:: CHALLENGE ::
Filter the data for lines with the word "manhole", then copy every line so identified.

:: DATA ROWS ::
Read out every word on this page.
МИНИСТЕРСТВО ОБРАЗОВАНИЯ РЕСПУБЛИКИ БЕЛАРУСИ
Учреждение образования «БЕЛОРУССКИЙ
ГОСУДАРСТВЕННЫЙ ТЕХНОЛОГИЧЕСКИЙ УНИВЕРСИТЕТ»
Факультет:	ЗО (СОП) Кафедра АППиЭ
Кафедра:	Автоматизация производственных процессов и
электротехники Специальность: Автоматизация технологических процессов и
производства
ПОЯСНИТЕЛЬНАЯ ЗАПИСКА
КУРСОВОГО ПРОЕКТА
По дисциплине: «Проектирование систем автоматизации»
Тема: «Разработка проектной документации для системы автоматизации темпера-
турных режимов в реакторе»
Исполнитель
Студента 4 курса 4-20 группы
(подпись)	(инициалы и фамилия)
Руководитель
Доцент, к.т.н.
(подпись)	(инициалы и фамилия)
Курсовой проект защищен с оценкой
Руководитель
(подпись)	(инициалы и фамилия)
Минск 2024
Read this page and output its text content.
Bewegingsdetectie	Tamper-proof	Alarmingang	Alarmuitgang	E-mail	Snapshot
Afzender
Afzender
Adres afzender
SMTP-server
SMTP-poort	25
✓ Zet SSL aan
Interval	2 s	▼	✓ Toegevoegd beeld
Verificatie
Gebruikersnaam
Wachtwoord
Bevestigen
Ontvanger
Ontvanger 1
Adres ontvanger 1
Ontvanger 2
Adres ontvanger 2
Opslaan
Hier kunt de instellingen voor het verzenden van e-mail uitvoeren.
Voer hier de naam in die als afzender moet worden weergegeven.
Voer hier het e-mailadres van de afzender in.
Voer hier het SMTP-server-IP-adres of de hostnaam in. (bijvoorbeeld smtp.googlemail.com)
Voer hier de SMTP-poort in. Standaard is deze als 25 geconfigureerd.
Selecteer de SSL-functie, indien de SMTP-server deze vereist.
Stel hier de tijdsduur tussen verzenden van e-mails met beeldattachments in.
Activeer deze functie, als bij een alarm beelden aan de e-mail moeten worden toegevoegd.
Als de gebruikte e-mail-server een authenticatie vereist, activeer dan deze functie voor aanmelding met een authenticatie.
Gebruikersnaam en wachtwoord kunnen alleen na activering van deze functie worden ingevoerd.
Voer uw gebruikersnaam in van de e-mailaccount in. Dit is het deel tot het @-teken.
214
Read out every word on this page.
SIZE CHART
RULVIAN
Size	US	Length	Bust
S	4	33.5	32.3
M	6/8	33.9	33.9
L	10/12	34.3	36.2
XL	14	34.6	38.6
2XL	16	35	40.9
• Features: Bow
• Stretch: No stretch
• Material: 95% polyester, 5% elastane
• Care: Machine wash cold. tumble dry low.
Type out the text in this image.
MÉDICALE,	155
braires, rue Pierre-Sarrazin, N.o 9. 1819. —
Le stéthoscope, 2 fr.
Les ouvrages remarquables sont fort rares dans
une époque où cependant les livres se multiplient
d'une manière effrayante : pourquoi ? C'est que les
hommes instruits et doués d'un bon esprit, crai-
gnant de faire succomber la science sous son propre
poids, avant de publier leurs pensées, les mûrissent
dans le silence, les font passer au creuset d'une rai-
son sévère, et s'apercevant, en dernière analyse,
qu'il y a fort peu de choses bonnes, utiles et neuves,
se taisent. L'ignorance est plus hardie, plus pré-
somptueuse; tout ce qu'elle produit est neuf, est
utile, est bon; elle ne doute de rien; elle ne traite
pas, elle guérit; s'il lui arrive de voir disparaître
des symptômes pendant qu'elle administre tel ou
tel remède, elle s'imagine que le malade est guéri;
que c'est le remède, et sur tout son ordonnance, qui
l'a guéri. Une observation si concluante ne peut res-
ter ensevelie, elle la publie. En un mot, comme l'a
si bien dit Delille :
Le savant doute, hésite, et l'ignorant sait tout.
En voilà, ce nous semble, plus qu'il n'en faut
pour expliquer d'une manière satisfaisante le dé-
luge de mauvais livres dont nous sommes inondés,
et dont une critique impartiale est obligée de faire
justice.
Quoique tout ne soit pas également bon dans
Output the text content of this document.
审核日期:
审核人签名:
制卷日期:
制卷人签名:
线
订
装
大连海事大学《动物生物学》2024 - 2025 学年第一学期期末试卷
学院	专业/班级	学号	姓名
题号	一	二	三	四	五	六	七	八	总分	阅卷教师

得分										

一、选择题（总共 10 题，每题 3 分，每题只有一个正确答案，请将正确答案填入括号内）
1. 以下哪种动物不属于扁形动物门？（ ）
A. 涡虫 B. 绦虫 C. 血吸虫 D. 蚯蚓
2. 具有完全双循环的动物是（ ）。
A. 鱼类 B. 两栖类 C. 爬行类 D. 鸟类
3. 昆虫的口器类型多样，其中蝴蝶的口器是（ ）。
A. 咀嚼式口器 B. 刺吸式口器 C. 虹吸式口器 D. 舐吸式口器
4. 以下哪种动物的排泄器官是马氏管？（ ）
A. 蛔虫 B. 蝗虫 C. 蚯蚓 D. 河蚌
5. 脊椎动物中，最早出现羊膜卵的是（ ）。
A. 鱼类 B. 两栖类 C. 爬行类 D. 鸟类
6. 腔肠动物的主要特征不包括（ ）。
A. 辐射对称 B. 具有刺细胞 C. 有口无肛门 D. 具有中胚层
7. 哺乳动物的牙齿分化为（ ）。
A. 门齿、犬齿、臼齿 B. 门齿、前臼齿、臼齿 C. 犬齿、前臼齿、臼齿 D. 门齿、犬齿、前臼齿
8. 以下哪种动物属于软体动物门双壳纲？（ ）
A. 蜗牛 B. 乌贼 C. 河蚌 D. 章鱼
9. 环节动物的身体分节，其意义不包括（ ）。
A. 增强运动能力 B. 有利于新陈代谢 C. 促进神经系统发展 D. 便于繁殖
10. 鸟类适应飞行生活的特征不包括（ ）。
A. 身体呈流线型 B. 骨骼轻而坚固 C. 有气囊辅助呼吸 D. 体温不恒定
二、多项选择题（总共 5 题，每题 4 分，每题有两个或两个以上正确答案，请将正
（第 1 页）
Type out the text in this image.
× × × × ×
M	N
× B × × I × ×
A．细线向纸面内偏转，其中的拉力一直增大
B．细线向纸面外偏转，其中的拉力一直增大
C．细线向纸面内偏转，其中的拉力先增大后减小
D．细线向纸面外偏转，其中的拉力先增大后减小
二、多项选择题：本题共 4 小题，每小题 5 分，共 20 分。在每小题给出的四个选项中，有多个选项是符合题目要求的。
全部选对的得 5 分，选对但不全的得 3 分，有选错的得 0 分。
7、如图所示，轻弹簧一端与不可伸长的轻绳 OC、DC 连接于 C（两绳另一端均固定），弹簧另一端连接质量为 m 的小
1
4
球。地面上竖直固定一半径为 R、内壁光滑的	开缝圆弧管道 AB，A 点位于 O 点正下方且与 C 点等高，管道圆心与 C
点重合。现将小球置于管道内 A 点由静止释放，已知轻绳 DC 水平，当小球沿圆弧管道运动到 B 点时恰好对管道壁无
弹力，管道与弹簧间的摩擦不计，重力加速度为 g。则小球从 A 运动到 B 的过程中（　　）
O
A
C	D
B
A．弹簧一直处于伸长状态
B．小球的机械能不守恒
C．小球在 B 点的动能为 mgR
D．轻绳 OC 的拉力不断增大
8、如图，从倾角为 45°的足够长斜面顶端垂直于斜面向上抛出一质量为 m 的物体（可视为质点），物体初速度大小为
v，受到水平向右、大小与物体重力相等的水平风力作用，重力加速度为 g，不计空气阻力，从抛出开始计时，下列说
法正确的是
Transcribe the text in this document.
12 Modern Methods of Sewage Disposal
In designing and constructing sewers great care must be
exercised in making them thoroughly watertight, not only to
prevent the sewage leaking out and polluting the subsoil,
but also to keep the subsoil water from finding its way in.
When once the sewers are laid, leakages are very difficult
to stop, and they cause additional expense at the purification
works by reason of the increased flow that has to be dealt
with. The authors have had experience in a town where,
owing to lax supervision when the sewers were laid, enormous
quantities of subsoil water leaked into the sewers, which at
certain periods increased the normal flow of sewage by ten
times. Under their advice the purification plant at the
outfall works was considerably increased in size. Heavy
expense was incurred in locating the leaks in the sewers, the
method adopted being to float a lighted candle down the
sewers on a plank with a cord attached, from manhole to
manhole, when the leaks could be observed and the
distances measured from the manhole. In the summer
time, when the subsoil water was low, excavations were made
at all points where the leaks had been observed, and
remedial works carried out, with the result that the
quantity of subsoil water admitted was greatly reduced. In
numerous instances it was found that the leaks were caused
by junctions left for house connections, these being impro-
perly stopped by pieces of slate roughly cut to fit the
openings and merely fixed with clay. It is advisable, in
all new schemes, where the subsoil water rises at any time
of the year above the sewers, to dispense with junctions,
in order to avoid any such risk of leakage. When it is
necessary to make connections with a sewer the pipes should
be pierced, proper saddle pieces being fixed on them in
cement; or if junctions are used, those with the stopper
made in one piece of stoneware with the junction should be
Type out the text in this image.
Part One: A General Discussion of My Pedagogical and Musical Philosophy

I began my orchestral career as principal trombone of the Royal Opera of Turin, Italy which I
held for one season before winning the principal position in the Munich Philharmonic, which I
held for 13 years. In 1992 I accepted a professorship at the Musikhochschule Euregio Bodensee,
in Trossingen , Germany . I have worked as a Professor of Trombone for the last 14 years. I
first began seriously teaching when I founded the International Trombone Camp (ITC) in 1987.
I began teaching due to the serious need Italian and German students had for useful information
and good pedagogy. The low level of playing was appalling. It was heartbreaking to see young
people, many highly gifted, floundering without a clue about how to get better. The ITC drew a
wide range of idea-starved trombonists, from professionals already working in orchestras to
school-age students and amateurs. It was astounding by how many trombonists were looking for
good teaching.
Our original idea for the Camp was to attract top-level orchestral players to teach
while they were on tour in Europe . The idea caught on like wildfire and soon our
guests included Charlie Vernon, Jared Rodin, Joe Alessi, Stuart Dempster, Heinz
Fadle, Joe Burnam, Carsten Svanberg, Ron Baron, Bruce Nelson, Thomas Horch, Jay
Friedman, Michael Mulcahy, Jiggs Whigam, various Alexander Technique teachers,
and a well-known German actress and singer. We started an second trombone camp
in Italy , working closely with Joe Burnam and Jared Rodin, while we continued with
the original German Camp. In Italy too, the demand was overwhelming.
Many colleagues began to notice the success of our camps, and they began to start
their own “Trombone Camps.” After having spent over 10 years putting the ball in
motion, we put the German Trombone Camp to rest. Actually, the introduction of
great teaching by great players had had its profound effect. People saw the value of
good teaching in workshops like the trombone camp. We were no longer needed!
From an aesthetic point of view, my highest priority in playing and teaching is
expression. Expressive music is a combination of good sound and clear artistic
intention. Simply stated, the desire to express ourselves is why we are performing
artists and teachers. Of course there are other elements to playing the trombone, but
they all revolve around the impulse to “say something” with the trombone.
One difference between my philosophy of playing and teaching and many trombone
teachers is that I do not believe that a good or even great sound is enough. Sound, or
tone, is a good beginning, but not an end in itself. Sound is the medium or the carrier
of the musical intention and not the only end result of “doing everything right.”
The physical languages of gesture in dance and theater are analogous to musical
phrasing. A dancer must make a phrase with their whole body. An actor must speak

:: TASK SOLUTION ::
sewers on a plank with a cord attached, from manhole to
manhole, when the leaks could be observed and the
distances measured from the manhole. In the summer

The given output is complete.